:: TO BE DONE ::
Below is a listing. Gather each line of it that contains "ضللنا".

:: ROWS ::
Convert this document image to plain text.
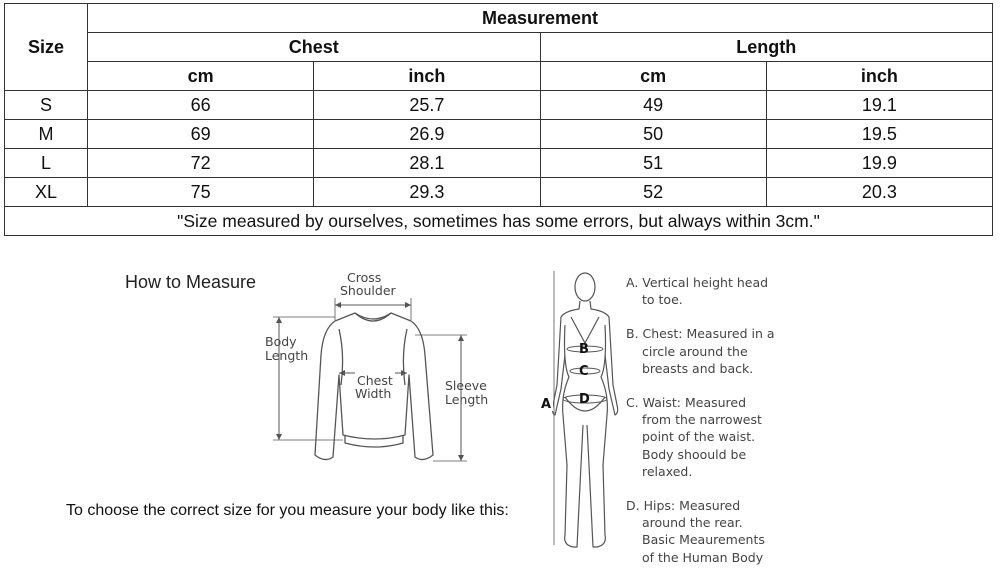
Size	Measurement			
	Chest		Length	
	cm	inch	cm	inch
S	66	25.7	49	19.1
M	69	26.9	50	19.5
L	72	28.1	51	19.9
XL	75	29.3	52	20.3
"Size measured by ourselves, sometimes has some errors, but always within 3cm."				
How to Measure	Cross
Shoulder
Body
Length
Chest
Width
Sleeve
Length
To choose the correct size for you measure your body like this:
B
C
D
A
A. Vertical height head
to toe.
B. Chest: Measured in a
circle around the
breasts and back.
C. Waist: Measured
from the narrowest
point of the waist.
Body shoould be
relaxed.
D. Hips: Measured
around the rear.
Basic Meaurements
of the Human Body
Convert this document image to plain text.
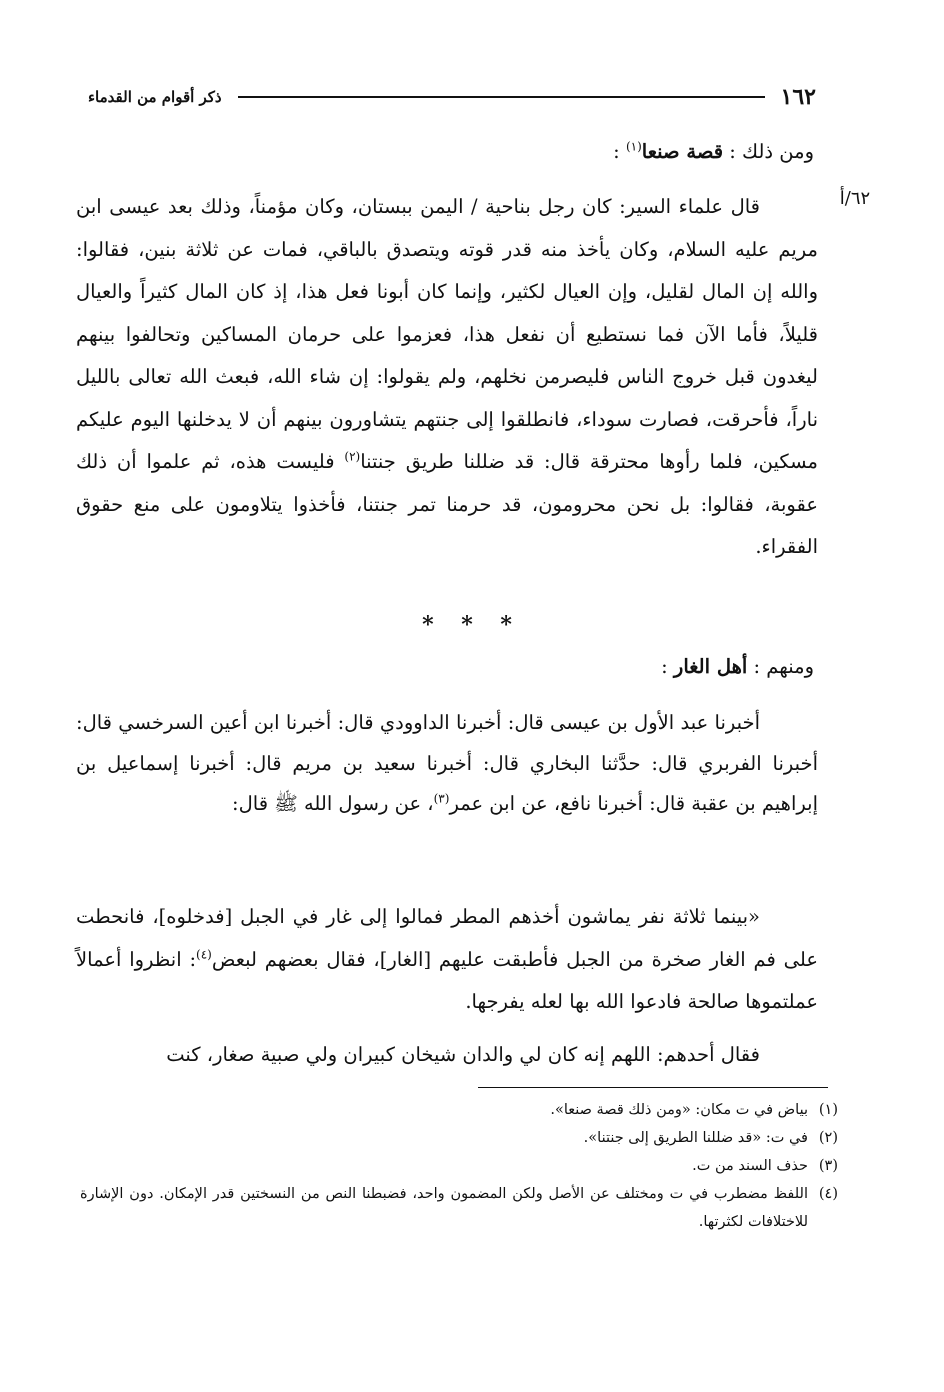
١٦٢
ذكر أقوام من القدماء
ومن ذلك : قصة صنعا$^{(١)}$ :
٦٢/أ

قال علماء السير: كان رجل بناحية / اليمن ببستان، وكان مؤمناً، وذلك بعد عيسى ابن مريم عليه السلام، وكان يأخذ منه قدر قوته ويتصدق بالباقي، فمات عن ثلاثة بنين، فقالوا: والله إن المال لقليل، وإن العيال لكثير، وإنما كان أبونا فعل هذا، إذ كان المال كثيراً والعيال قليلاً، فأما الآن فما نستطيع أن نفعل هذا، فعزموا على حرمان المساكين وتحالفوا بينهم ليغدون قبل خروج الناس فليصرمن نخلهم، ولم يقولوا: إن شاء الله، فبعث الله تعالى بالليل ناراً، فأحرقت، فصارت سوداء، فانطلقوا إلى جنتهم يتشاورون بينهم أن لا يدخلنها اليوم عليكم مسكين، فلما رأوها محترقة قال: قد ضللنا طريق جنتنا$^{(٢)}$ فليست هذه، ثم علموا أن ذلك عقوبة، فقالوا: بل نحن محرومون، قد حرمنا تمر جنتنا، فأخذوا يتلاومون على منع حقوق الفقراء.

* * *
ومنهم : أهل الغار :

أخبرنا عبد الأول بن عيسى قال: أخبرنا الداوودي قال: أخبرنا ابن أعين السرخسي قال: أخبرنا الفربري قال: حدَّثنا البخاري قال: أخبرنا سعيد بن مريم قال: أخبرنا إسماعيل بن إبراهيم بن عقبة قال: أخبرنا نافع، عن ابن عمر$^{(٣)}$، عن رسول الله ﷺ قال:

«بينما ثلاثة نفر يماشون أخذهم المطر فمالوا إلى غار في الجبل [فدخلوه]، فانحطت على فم الغار صخرة من الجبل فأطبقت عليهم [الغار]، فقال بعضهم لبعض$^{(٤)}$: انظروا أعمالاً عملتموها صالحة فادعوا الله بها لعله يفرجها.

فقال أحدهم: اللهم إنه كان لي والدان شيخان كبيران ولي صبية صغار، كنت

(١)بياض في ت مكان: «ومن ذلك قصة صنعا».

(٢)في ت: «قد ضللنا الطريق إلى جنتنا».

(٣)حذف السند من ت.

(٤)اللفظ مضطرب في ت ومختلف عن الأصل ولكن المضمون واحد، فضبطنا النص من النسختين قدر الإمكان. دون الإشارة للاختلافات لكثرتها.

:: RESPONSE TO THIS TASK ::
قال علماء السير: كان رجل بناحية / اليمن ببستان، وكان مؤمناً، وذلك بعد عيسى ابن مريم عليه السلام، وكان يأخذ منه قدر قوته ويتصدق بالباقي، فمات عن ثلاثة بنين، فقالوا: والله إن المال لقليل، وإن العيال لكثير، وإنما كان أبونا فعل هذا، إذ كان المال كثيراً والعيال قليلاً، فأما الآن فما نستطيع أن نفعل هذا، فعزموا على حرمان المساكين وتحالفوا بينهم ليغدون قبل خروج الناس فليصرمن نخلهم، ولم يقولوا: إن شاء الله، فبعث الله تعالى بالليل ناراً، فأحرقت، فصارت سوداء، فانطلقوا إلى جنتهم يتشاورون بينهم أن لا يدخلنها اليوم عليكم مسكين، فلما رأوها محترقة قال: قد ضللنا طريق جنتنا$^{(٢)}$ فليست هذه، ثم علموا أن ذلك عقوبة، فقالوا: بل نحن محرومون، قد حرمنا تمر جنتنا، فأخذوا يتلاومون على منع حقوق الفقراء.
(٢)في ت: «قد ضللنا الطريق إلى جنتنا».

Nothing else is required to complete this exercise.